Convert each of the entries below into a JSON list of strings, with one string per line and blank lines omitted.
--
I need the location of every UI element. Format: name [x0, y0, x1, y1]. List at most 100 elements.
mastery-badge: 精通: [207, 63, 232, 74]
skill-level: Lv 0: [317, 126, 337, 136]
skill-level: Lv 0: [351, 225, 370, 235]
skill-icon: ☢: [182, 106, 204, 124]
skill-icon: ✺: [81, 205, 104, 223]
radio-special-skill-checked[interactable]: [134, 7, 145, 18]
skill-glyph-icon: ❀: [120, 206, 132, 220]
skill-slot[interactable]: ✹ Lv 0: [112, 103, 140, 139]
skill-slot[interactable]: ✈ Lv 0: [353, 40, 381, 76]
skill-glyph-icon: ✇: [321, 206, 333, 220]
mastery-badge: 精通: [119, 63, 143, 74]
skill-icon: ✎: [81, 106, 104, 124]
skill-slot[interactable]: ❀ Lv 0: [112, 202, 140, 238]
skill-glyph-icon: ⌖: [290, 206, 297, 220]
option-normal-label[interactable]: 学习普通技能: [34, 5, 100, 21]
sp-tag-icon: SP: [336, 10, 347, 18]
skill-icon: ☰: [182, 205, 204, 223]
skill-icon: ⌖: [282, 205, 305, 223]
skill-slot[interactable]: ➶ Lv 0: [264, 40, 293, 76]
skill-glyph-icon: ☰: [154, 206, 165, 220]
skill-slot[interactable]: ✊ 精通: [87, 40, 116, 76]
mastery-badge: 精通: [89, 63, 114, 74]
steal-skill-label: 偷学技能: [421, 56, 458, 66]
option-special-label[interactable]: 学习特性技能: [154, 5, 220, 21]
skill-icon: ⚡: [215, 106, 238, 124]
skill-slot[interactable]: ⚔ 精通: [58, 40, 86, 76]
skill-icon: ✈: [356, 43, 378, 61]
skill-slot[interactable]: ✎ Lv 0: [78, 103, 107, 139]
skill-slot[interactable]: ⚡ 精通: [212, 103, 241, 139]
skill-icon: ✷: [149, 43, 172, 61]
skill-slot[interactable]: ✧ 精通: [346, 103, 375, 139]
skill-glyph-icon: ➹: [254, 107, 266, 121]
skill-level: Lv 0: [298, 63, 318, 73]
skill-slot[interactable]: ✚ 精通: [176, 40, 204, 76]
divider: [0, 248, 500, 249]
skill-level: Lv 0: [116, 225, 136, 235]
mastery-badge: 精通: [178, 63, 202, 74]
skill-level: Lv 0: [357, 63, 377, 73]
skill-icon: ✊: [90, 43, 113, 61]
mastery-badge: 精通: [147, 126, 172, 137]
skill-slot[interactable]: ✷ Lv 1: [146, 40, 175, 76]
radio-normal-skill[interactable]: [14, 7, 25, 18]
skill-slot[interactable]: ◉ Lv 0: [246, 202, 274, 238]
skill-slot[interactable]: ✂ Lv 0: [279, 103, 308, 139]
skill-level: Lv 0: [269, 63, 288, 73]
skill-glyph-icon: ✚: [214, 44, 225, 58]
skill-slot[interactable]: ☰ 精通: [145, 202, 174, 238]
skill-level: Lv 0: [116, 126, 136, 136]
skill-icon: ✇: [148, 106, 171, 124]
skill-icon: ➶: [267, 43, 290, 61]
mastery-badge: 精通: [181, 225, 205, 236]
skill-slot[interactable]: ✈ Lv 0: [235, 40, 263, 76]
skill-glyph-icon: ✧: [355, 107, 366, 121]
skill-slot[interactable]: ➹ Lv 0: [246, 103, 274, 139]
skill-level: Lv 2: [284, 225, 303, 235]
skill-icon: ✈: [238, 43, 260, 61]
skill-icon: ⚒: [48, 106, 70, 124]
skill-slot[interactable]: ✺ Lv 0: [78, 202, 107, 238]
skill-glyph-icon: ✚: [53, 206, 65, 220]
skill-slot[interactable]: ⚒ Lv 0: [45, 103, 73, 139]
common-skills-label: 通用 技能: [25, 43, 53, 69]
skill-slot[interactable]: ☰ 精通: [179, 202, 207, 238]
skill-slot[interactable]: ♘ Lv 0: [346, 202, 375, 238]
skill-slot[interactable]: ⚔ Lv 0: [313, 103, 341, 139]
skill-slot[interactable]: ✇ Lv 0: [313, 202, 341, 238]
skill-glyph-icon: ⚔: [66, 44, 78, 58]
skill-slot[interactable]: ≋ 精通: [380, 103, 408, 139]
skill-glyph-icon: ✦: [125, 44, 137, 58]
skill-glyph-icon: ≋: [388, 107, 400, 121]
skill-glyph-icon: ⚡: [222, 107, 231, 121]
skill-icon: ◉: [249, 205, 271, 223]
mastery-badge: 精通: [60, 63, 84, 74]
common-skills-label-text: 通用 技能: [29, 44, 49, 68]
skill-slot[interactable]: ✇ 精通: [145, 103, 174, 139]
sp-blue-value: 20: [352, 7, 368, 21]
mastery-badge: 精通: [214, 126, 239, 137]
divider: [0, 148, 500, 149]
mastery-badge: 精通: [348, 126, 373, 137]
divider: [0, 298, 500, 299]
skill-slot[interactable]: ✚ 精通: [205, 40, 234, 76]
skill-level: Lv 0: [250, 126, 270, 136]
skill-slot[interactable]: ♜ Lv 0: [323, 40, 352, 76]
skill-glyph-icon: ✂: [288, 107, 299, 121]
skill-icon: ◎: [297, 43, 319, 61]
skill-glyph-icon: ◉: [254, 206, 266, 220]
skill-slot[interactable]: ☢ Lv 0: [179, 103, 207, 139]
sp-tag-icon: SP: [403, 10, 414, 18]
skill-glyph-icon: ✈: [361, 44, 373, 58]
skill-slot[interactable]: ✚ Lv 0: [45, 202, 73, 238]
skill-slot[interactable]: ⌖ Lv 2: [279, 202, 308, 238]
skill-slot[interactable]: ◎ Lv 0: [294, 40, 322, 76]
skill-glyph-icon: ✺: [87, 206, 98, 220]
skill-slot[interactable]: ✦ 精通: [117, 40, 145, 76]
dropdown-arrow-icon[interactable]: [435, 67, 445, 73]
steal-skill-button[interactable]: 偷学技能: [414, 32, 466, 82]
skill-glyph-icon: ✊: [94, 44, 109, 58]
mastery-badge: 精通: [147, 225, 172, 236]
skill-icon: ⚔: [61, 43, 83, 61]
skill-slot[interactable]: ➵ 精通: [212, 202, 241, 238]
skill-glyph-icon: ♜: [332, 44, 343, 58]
--
> _Final answer_:
[
  "I need the location of every UI element. Format: name [x0, y0, x1, y1]. List at most 100 elements.",
  "mastery-badge: 精通: [207, 63, 232, 74]",
  "skill-level: Lv 0: [317, 126, 337, 136]",
  "skill-level: Lv 0: [351, 225, 370, 235]",
  "skill-icon: ☢: [182, 106, 204, 124]",
  "skill-icon: ✺: [81, 205, 104, 223]",
  "radio-special-skill-checked[interactable]: [134, 7, 145, 18]",
  "skill-glyph-icon: ❀: [120, 206, 132, 220]",
  "skill-slot[interactable]: ✹ Lv 0: [112, 103, 140, 139]",
  "skill-slot[interactable]: ✈ Lv 0: [353, 40, 381, 76]",
  "skill-glyph-icon: ✇: [321, 206, 333, 220]",
  "mastery-badge: 精通: [119, 63, 143, 74]",
  "skill-icon: ✎: [81, 106, 104, 124]",
  "skill-slot[interactable]: ❀ Lv 0: [112, 202, 140, 238]",
  "skill-glyph-icon: ⌖: [290, 206, 297, 220]",
  "option-normal-label[interactable]: 学习普通技能: [34, 5, 100, 21]",
  "sp-tag-icon: SP: [336, 10, 347, 18]",
  "skill-icon: ☰: [182, 205, 204, 223]",
  "skill-icon: ⌖: [282, 205, 305, 223]",
  "skill-slot[interactable]: ➶ Lv 0: [264, 40, 293, 76]",
  "skill-glyph-icon: ☰: [154, 206, 165, 220]",
  "skill-slot[interactable]: ✊ 精通: [87, 40, 116, 76]",
  "mastery-badge: 精通: [89, 63, 114, 74]",
  "steal-skill-label: 偷学技能: [421, 56, 458, 66]",
  "option-special-label[interactable]: 学习特性技能: [154, 5, 220, 21]",
  "skill-icon: ⚡: [215, 106, 238, 124]",
  "skill-slot[interactable]: ⚔ 精通: [58, 40, 86, 76]",
  "skill-icon: ✈: [356, 43, 378, 61]",
  "skill-slot[interactable]: ✎ Lv 0: [78, 103, 107, 139]",
  "skill-slot[interactable]: ⚡ 精通: [212, 103, 241, 139]",
  "skill-icon: ✷: [149, 43, 172, 61]",
  "skill-slot[interactable]: ✧ 精通: [346, 103, 375, 139]",
  "skill-glyph-icon: ➹: [254, 107, 266, 121]",
  "skill-level: Lv 0: [298, 63, 318, 73]",
  "skill-slot[interactable]: ✚ 精通: [176, 40, 204, 76]",
  "divider: [0, 248, 500, 249]",
  "skill-level: Lv 0: [116, 225, 136, 235]",
  "mastery-badge: 精通: [178, 63, 202, 74]",
  "skill-level: Lv 0: [357, 63, 377, 73]",
  "skill-icon: ✊: [90, 43, 113, 61]",
  "mastery-badge: 精通: [147, 126, 172, 137]",
  "skill-slot[interactable]: ✷ Lv 1: [146, 40, 175, 76]",
  "radio-normal-skill[interactable]: [14, 7, 25, 18]",
  "skill-slot[interactable]: ◉ Lv 0: [246, 202, 274, 238]",
  "skill-slot[interactable]: ✂ Lv 0: [279, 103, 308, 139]",
  "skill-level: Lv 0: [269, 63, 288, 73]",
  "skill-glyph-icon: ✚: [214, 44, 225, 58]",
  "skill-slot[interactable]: ☰ 精通: [145, 202, 174, 238]",
  "skill-level: Lv 0: [116, 126, 136, 136]",
  "skill-icon: ✇: [148, 106, 171, 124]",
  "skill-icon: ➶: [267, 43, 290, 61]",
  "mastery-badge: 精通: [181, 225, 205, 236]",
  "skill-slot[interactable]: ✈ Lv 0: [235, 40, 263, 76]",
  "skill-glyph-icon: ✧: [355, 107, 366, 121]",
  "skill-slot[interactable]: ➹ Lv 0: [246, 103, 274, 139]",
  "skill-level: Lv 2: [284, 225, 303, 235]",
  "skill-icon: ✈: [238, 43, 260, 61]",
  "skill-icon: ⚒: [48, 106, 70, 124]",
  "skill-slot[interactable]: ✺ Lv 0: [78, 202, 107, 238]",
  "skill-glyph-icon: ✚: [53, 206, 65, 220]",
  "skill-slot[interactable]: ⚒ Lv 0: [45, 103, 73, 139]",
  "common-skills-label: 通用 技能: [25, 43, 53, 69]",
  "skill-slot[interactable]: ☰ 精通: [179, 202, 207, 238]",
  "skill-slot[interactable]: ♘ Lv 0: [346, 202, 375, 238]",
  "skill-slot[interactable]: ⚔ Lv 0: [313, 103, 341, 139]",
  "skill-slot[interactable]: ✇ Lv 0: [313, 202, 341, 238]",
  "skill-glyph-icon: ⚔: [66, 44, 78, 58]",
  "skill-slot[interactable]: ≋ 精通: [380, 103, 408, 139]",
  "skill-glyph-icon: ✦: [125, 44, 137, 58]",
  "skill-glyph-icon: ≋: [388, 107, 400, 121]",
  "skill-glyph-icon: ⚡: [222, 107, 231, 121]",
  "skill-icon: ◉: [249, 205, 271, 223]",
  "mastery-badge: 精通: [60, 63, 84, 74]",
  "common-skills-label-text: 通用 技能: [29, 44, 49, 68]",
  "skill-slot[interactable]: ✇ 精通: [145, 103, 174, 139]",
  "sp-blue-value: 20: [352, 7, 368, 21]",
  "mastery-badge: 精通: [214, 126, 239, 137]",
  "divider: [0, 148, 500, 149]",
  "mastery-badge: 精通: [348, 126, 373, 137]",
  "divider: [0, 298, 500, 299]",
  "skill-slot[interactable]: ✚ 精通: [205, 40, 234, 76]",
  "skill-level: Lv 0: [250, 126, 270, 136]",
  "skill-slot[interactable]: ♜ Lv 0: [323, 40, 352, 76]",
  "skill-glyph-icon: ✂: [288, 107, 299, 121]",
  "skill-icon: ◎: [297, 43, 319, 61]",
  "skill-glyph-icon: ◉: [254, 206, 266, 220]",
  "skill-slot[interactable]: ☢ Lv 0: [179, 103, 207, 139]",
  "sp-tag-icon: SP: [403, 10, 414, 18]",
  "skill-glyph-icon: ✈: [361, 44, 373, 58]",
  "skill-slot[interactable]: ✚ Lv 0: [45, 202, 73, 238]",
  "skill-slot[interactable]: ⌖ Lv 2: [279, 202, 308, 238]",
  "skill-slot[interactable]: ◎ Lv 0: [294, 40, 322, 76]",
  "skill-glyph-icon: ✺: [87, 206, 98, 220]",
  "skill-slot[interactable]: ✦ 精通: [117, 40, 145, 76]",
  "dropdown-arrow-icon[interactable]: [435, 67, 445, 73]",
  "steal-skill-button[interactable]: 偷学技能: [414, 32, 466, 82]",
  "skill-glyph-icon: ✊: [94, 44, 109, 58]",
  "mastery-badge: 精通: [147, 225, 172, 236]",
  "skill-icon: ⚔: [61, 43, 83, 61]",
  "skill-slot[interactable]: ➵ 精通: [212, 202, 241, 238]",
  "skill-glyph-icon: ♜: [332, 44, 343, 58]"
]